(Raw records)
-=-=-

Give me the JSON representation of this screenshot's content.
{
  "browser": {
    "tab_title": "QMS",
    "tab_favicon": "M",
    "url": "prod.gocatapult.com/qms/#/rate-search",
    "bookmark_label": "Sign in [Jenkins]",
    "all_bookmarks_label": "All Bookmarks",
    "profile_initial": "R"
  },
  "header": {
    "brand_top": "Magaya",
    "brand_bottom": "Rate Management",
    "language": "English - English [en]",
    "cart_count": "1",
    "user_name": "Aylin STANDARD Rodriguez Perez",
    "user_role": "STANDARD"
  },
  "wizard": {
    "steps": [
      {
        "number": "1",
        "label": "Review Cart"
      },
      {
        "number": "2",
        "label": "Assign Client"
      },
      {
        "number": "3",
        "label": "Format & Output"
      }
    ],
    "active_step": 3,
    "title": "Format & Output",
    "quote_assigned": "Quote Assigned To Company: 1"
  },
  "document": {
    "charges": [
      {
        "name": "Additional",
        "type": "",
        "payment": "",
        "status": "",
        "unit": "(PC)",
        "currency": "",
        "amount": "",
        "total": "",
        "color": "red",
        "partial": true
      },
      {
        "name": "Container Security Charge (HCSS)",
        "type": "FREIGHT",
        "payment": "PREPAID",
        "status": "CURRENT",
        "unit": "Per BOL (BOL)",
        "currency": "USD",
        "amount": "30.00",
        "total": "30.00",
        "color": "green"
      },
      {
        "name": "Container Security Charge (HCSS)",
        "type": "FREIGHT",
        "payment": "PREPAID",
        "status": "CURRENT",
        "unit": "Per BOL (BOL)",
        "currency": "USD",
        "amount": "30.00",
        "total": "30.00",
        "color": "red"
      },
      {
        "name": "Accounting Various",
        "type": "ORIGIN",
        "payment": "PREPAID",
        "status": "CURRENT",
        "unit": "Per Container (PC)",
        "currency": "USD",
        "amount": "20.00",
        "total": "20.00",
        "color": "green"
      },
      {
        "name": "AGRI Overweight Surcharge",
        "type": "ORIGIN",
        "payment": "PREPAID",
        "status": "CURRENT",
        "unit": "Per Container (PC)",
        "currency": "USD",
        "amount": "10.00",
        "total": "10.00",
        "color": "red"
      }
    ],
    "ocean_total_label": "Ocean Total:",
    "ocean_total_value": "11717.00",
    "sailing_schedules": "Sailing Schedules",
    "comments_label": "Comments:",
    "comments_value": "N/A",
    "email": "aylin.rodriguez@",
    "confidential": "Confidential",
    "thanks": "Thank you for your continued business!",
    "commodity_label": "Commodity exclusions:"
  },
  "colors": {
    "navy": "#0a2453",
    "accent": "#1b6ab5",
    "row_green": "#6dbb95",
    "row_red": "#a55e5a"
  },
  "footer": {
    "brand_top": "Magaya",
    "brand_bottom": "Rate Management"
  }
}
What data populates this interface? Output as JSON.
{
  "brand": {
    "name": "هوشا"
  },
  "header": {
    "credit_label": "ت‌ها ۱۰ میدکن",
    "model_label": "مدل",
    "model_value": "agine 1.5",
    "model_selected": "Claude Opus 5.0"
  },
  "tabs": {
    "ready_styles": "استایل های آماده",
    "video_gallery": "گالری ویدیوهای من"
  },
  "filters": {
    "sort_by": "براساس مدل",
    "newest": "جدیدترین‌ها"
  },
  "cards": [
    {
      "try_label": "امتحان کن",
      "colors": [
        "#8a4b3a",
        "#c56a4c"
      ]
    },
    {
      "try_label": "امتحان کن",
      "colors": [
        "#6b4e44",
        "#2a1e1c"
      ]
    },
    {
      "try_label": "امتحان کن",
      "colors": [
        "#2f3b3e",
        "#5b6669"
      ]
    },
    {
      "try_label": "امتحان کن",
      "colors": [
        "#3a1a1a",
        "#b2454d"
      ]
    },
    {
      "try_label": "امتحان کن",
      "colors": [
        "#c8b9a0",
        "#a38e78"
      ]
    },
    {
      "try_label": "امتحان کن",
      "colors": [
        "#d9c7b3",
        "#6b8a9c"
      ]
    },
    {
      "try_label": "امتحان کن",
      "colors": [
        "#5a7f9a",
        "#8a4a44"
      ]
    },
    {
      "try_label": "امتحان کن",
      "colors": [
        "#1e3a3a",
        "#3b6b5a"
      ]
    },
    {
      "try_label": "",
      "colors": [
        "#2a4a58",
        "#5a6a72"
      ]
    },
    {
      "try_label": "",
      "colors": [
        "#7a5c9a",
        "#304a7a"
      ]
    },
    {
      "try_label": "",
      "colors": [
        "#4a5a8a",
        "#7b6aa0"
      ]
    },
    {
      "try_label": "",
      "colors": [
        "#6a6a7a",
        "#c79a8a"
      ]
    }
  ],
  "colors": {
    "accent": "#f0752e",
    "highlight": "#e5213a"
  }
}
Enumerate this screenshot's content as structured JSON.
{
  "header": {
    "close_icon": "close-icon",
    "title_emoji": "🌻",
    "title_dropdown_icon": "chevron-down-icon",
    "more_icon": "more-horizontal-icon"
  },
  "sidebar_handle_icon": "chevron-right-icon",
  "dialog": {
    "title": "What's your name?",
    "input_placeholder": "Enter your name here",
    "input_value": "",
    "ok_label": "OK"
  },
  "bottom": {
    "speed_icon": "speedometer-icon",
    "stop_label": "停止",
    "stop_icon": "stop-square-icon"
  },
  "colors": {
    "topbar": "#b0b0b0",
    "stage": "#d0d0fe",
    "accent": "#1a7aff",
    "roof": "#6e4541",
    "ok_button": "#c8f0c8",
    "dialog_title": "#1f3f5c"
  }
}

-=-=-

All of the lines above need to be given again exactly.

Give me the JSON representation of this screenshot's content.
{
  "browser": {
    "tab_title": "QMS",
    "tab_favicon": "M",
    "url": "prod.gocatapult.com/qms/#/rate-search",
    "bookmark_label": "Sign in [Jenkins]",
    "all_bookmarks_label": "All Bookmarks",
    "profile_initial": "R"
  },
  "header": {
    "brand_top": "Magaya",
    "brand_bottom": "Rate Management",
    "language": "English - English [en]",
    "cart_count": "1",
    "user_name": "Aylin STANDARD Rodriguez Perez",
    "user_role": "STANDARD"
  },
  "wizard": {
    "steps": [
      {
        "number": "1",
        "label": "Review Cart"
      },
      {
        "number": "2",
        "label": "Assign Client"
      },
      {
        "number": "3",
        "label": "Format & Output"
      }
    ],
    "active_step": 3,
    "title": "Format & Output",
    "quote_assigned": "Quote Assigned To Company: 1"
  },
  "document": {
    "charges": [
      {
        "name": "Additional",
        "type": "",
        "payment": "",
        "status": "",
        "unit": "(PC)",
        "currency": "",
        "amount": "",
        "total": "",
        "color": "red",
        "partial": true
      },
      {
        "name": "Container Security Charge (HCSS)",
        "type": "FREIGHT",
        "payment": "PREPAID",
        "status": "CURRENT",
        "unit": "Per BOL (BOL)",
        "currency": "USD",
        "amount": "30.00",
        "total": "30.00",
        "color": "green"
      },
      {
        "name": "Container Security Charge (HCSS)",
        "type": "FREIGHT",
        "payment": "PREPAID",
        "status": "CURRENT",
        "unit": "Per BOL (BOL)",
        "currency": "USD",
        "amount": "30.00",
        "total": "30.00",
        "color": "red"
      },
      {
        "name": "Accounting Various",
        "type": "ORIGIN",
        "payment": "PREPAID",
        "status": "CURRENT",
        "unit": "Per Container (PC)",
        "currency": "USD",
        "amount": "20.00",
        "total": "20.00",
        "color": "green"
      },
      {
        "name": "AGRI Overweight Surcharge",
        "type": "ORIGIN",
        "payment": "PREPAID",
        "status": "CURRENT",
        "unit": "Per Container (PC)",
        "currency": "USD",
        "amount": "10.00",
        "total": "10.00",
        "color": "red"
      }
    ],
    "ocean_total_label": "Ocean Total:",
    "ocean_total_value": "11717.00",
    "sailing_schedules": "Sailing Schedules",
    "comments_label": "Comments:",
    "comments_value": "N/A",
    "email": "aylin.rodriguez@",
    "confidential": "Confidential",
    "thanks": "Thank you for your continued business!",
    "commodity_label": "Commodity exclusions:"
  },
  "colors": {
    "navy": "#0a2453",
    "accent": "#1b6ab5",
    "row_green": "#6dbb95",
    "row_red": "#a55e5a"
  },
  "footer": {
    "brand_top": "Magaya",
    "brand_bottom": "Rate Management"
  }
}
What data populates this interface? Output as JSON.
{
  "brand": {
    "name": "هوشا"
  },
  "header": {
    "credit_label": "ت‌ها ۱۰ میدکن",
    "model_label": "مدل",
    "model_value": "agine 1.5",
    "model_selected": "Claude Opus 5.0"
  },
  "tabs": {
    "ready_styles": "استایل های آماده",
    "video_gallery": "گالری ویدیوهای من"
  },
  "filters": {
    "sort_by": "براساس مدل",
    "newest": "جدیدترین‌ها"
  },
  "cards": [
    {
      "try_label": "امتحان کن",
      "colors": [
        "#8a4b3a",
        "#c56a4c"
      ]
    },
    {
      "try_label": "امتحان کن",
      "colors": [
        "#6b4e44",
        "#2a1e1c"
      ]
    },
    {
      "try_label": "امتحان کن",
      "colors": [
        "#2f3b3e",
        "#5b6669"
      ]
    },
    {
      "try_label": "امتحان کن",
      "colors": [
        "#3a1a1a",
        "#b2454d"
      ]
    },
    {
      "try_label": "امتحان کن",
      "colors": [
        "#c8b9a0",
        "#a38e78"
      ]
    },
    {
      "try_label": "امتحان کن",
      "colors": [
        "#d9c7b3",
        "#6b8a9c"
      ]
    },
    {
      "try_label": "امتحان کن",
      "colors": [
        "#5a7f9a",
        "#8a4a44"
      ]
    },
    {
      "try_label": "امتحان کن",
      "colors": [
        "#1e3a3a",
        "#3b6b5a"
      ]
    },
    {
      "try_label": "",
      "colors": [
        "#2a4a58",
        "#5a6a72"
      ]
    },
    {
      "try_label": "",
      "colors": [
        "#7a5c9a",
        "#304a7a"
      ]
    },
    {
      "try_label": "",
      "colors": [
        "#4a5a8a",
        "#7b6aa0"
      ]
    },
    {
      "try_label": "",
      "colors": [
        "#6a6a7a",
        "#c79a8a"
      ]
    }
  ],
  "colors": {
    "accent": "#f0752e",
    "highlight": "#e5213a"
  }
}
Enumerate this screenshot's content as structured JSON.
{
  "header": {
    "close_icon": "close-icon",
    "title_emoji": "🌻",
    "title_dropdown_icon": "chevron-down-icon",
    "more_icon": "more-horizontal-icon"
  },
  "sidebar_handle_icon": "chevron-right-icon",
  "dialog": {
    "title": "What's your name?",
    "input_placeholder": "Enter your name here",
    "input_value": "",
    "ok_label": "OK"
  },
  "bottom": {
    "speed_icon": "speedometer-icon",
    "stop_label": "停止",
    "stop_icon": "stop-square-icon"
  },
  "colors": {
    "topbar": "#b0b0b0",
    "stage": "#d0d0fe",
    "accent": "#1a7aff",
    "roof": "#6e4541",
    "ok_button": "#c8f0c8",
    "dialog_title": "#1f3f5c"
  }
}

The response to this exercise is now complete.